### INSTRUCTIONS TO FOLLOW
Provide a single number: the count of lines containing the string "Factor".

### Recorded data

==================================================

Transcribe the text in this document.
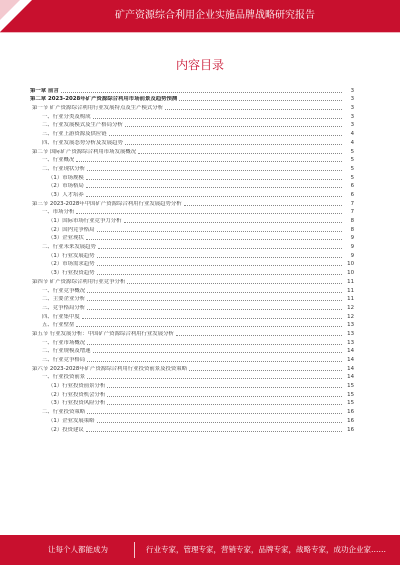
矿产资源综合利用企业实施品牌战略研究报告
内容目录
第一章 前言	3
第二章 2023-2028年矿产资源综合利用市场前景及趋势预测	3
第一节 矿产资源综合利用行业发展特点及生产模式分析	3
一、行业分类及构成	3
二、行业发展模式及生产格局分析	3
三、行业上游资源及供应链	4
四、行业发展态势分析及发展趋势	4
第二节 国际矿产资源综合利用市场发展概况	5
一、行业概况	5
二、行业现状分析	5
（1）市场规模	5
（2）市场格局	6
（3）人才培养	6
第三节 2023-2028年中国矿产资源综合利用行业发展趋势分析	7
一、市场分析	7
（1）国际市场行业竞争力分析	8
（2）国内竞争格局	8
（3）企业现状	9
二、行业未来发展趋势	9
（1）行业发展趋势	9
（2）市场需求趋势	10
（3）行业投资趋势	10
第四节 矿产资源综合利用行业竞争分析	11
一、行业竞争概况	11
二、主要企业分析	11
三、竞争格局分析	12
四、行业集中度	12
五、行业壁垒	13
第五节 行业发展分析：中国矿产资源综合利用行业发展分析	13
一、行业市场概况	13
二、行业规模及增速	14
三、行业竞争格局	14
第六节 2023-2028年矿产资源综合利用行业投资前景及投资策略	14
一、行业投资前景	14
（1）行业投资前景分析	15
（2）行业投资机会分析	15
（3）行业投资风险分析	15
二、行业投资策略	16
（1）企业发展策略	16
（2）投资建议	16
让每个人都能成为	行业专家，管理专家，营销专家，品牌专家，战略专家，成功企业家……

==================================================

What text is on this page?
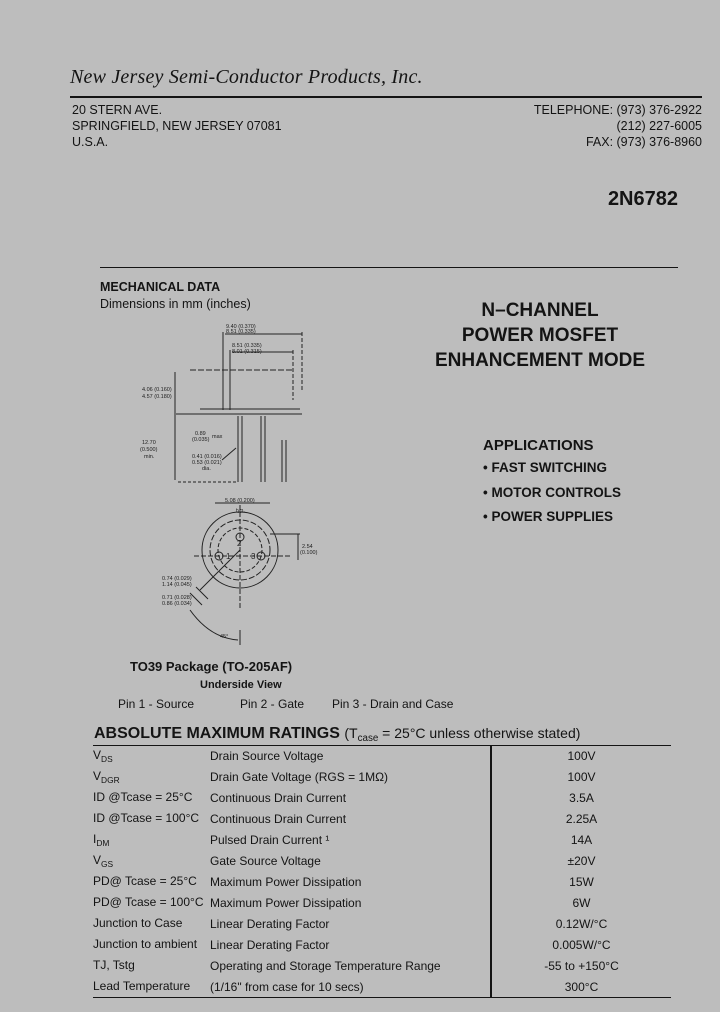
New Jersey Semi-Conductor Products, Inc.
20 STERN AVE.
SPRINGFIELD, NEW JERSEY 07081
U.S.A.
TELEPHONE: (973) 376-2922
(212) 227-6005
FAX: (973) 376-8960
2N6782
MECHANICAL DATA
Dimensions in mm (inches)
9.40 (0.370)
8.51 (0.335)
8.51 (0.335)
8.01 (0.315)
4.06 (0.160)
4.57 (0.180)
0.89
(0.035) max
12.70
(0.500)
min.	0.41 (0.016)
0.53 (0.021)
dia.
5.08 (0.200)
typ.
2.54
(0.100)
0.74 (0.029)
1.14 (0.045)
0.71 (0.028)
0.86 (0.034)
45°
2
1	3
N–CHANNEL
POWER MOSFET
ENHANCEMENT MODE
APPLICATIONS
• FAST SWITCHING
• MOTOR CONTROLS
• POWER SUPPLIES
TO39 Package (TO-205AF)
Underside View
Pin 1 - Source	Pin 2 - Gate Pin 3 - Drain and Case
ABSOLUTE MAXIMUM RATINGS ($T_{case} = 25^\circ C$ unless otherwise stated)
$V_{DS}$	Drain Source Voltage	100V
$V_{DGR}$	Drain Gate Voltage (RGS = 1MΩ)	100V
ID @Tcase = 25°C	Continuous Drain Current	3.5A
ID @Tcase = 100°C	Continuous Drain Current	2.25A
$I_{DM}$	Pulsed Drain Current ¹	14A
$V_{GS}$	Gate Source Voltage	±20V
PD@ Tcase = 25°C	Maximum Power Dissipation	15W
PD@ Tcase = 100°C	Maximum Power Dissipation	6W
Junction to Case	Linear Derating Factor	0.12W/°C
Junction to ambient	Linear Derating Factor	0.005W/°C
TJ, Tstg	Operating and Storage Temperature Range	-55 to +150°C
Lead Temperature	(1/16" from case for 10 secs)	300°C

==================================================

### THE OUTPUT
2